## Entries provided:
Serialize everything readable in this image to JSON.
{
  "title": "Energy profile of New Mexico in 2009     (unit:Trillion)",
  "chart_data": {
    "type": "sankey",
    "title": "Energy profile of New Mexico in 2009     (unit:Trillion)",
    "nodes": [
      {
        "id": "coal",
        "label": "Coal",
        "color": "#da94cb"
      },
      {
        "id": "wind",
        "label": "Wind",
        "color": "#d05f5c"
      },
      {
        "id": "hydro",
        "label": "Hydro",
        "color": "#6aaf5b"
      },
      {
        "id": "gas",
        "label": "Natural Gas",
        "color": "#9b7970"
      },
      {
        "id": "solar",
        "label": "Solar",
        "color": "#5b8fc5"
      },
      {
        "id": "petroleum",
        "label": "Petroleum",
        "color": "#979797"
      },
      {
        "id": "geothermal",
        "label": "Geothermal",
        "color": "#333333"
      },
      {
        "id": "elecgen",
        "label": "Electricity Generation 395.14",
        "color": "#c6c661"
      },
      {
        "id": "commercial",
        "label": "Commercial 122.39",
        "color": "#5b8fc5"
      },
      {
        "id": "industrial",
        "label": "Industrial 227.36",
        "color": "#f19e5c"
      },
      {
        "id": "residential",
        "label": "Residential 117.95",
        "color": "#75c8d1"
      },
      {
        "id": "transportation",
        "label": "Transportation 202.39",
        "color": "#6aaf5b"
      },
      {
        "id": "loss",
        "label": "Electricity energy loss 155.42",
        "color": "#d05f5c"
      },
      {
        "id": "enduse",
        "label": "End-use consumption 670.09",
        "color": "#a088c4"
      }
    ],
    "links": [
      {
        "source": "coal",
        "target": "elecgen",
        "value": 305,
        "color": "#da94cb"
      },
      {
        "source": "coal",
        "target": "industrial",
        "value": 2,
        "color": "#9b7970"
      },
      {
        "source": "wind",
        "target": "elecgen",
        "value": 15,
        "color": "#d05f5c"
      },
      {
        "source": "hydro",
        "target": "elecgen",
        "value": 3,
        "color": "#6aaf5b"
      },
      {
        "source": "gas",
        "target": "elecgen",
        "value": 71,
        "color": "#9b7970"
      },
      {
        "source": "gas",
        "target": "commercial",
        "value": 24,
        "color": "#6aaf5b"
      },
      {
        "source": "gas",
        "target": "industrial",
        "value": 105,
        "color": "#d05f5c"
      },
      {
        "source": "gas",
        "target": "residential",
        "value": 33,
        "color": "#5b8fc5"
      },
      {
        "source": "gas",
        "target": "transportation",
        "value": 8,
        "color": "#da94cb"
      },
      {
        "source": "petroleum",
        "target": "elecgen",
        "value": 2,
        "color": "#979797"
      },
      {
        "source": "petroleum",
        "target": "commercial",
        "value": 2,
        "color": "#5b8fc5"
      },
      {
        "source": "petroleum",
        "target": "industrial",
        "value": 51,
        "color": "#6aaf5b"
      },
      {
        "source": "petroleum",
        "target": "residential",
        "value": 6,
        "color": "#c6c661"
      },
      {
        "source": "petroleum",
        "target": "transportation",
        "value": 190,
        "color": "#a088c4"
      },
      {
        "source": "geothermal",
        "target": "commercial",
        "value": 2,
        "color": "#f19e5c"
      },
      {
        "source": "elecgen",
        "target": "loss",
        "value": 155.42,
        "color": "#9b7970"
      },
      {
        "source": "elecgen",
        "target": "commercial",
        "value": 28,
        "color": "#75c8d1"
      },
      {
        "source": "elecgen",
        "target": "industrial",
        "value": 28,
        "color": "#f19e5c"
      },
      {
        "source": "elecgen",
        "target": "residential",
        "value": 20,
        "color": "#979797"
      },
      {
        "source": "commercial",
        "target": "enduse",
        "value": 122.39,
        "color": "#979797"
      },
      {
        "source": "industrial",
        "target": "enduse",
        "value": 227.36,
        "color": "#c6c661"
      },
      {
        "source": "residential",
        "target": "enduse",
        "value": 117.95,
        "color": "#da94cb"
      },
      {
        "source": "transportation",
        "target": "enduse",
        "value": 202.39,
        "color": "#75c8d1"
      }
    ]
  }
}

## Task instructions:
Return all of the entries exactly as written.

## Written answer:
Serialize everything readable in this image to JSON.
{
  "title": "Energy profile of New Mexico in 2009     (unit:Trillion)",
  "chart_data": {
    "type": "sankey",
    "title": "Energy profile of New Mexico in 2009     (unit:Trillion)",
    "nodes": [
      {
        "id": "coal",
        "label": "Coal",
        "color": "#da94cb"
      },
      {
        "id": "wind",
        "label": "Wind",
        "color": "#d05f5c"
      },
      {
        "id": "hydro",
        "label": "Hydro",
        "color": "#6aaf5b"
      },
      {
        "id": "gas",
        "label": "Natural Gas",
        "color": "#9b7970"
      },
      {
        "id": "solar",
        "label": "Solar",
        "color": "#5b8fc5"
      },
      {
        "id": "petroleum",
        "label": "Petroleum",
        "color": "#979797"
      },
      {
        "id": "geothermal",
        "label": "Geothermal",
        "color": "#333333"
      },
      {
        "id": "elecgen",
        "label": "Electricity Generation 395.14",
        "color": "#c6c661"
      },
      {
        "id": "commercial",
        "label": "Commercial 122.39",
        "color": "#5b8fc5"
      },
      {
        "id": "industrial",
        "label": "Industrial 227.36",
        "color": "#f19e5c"
      },
      {
        "id": "residential",
        "label": "Residential 117.95",
        "color": "#75c8d1"
      },
      {
        "id": "transportation",
        "label": "Transportation 202.39",
        "color": "#6aaf5b"
      },
      {
        "id": "loss",
        "label": "Electricity energy loss 155.42",
        "color": "#d05f5c"
      },
      {
        "id": "enduse",
        "label": "End-use consumption 670.09",
        "color": "#a088c4"
      }
    ],
    "links": [
      {
        "source": "coal",
        "target": "elecgen",
        "value": 305,
        "color": "#da94cb"
      },
      {
        "source": "coal",
        "target": "industrial",
        "value": 2,
        "color": "#9b7970"
      },
      {
        "source": "wind",
        "target": "elecgen",
        "value": 15,
        "color": "#d05f5c"
      },
      {
        "source": "hydro",
        "target": "elecgen",
        "value": 3,
        "color": "#6aaf5b"
      },
      {
        "source": "gas",
        "target": "elecgen",
        "value": 71,
        "color": "#9b7970"
      },
      {
        "source": "gas",
        "target": "commercial",
        "value": 24,
        "color": "#6aaf5b"
      },
      {
        "source": "gas",
        "target": "industrial",
        "value": 105,
        "color": "#d05f5c"
      },
      {
        "source": "gas",
        "target": "residential",
        "value": 33,
        "color": "#5b8fc5"
      },
      {
        "source": "gas",
        "target": "transportation",
        "value": 8,
        "color": "#da94cb"
      },
      {
        "source": "petroleum",
        "target": "elecgen",
        "value": 2,
        "color": "#979797"
      },
      {
        "source": "petroleum",
        "target": "commercial",
        "value": 2,
        "color": "#5b8fc5"
      },
      {
        "source": "petroleum",
        "target": "industrial",
        "value": 51,
        "color": "#6aaf5b"
      },
      {
        "source": "petroleum",
        "target": "residential",
        "value": 6,
        "color": "#c6c661"
      },
      {
        "source": "petroleum",
        "target": "transportation",
        "value": 190,
        "color": "#a088c4"
      },
      {
        "source": "geothermal",
        "target": "commercial",
        "value": 2,
        "color": "#f19e5c"
      },
      {
        "source": "elecgen",
        "target": "loss",
        "value": 155.42,
        "color": "#9b7970"
      },
      {
        "source": "elecgen",
        "target": "commercial",
        "value": 28,
        "color": "#75c8d1"
      },
      {
        "source": "elecgen",
        "target": "industrial",
        "value": 28,
        "color": "#f19e5c"
      },
      {
        "source": "elecgen",
        "target": "residential",
        "value": 20,
        "color": "#979797"
      },
      {
        "source": "commercial",
        "target": "enduse",
        "value": 122.39,
        "color": "#979797"
      },
      {
        "source": "industrial",
        "target": "enduse",
        "value": 227.36,
        "color": "#c6c661"
      },
      {
        "source": "residential",
        "target": "enduse",
        "value": 117.95,
        "color": "#da94cb"
      },
      {
        "source": "transportation",
        "target": "enduse",
        "value": 202.39,
        "color": "#75c8d1"
      }
    ]
  }
}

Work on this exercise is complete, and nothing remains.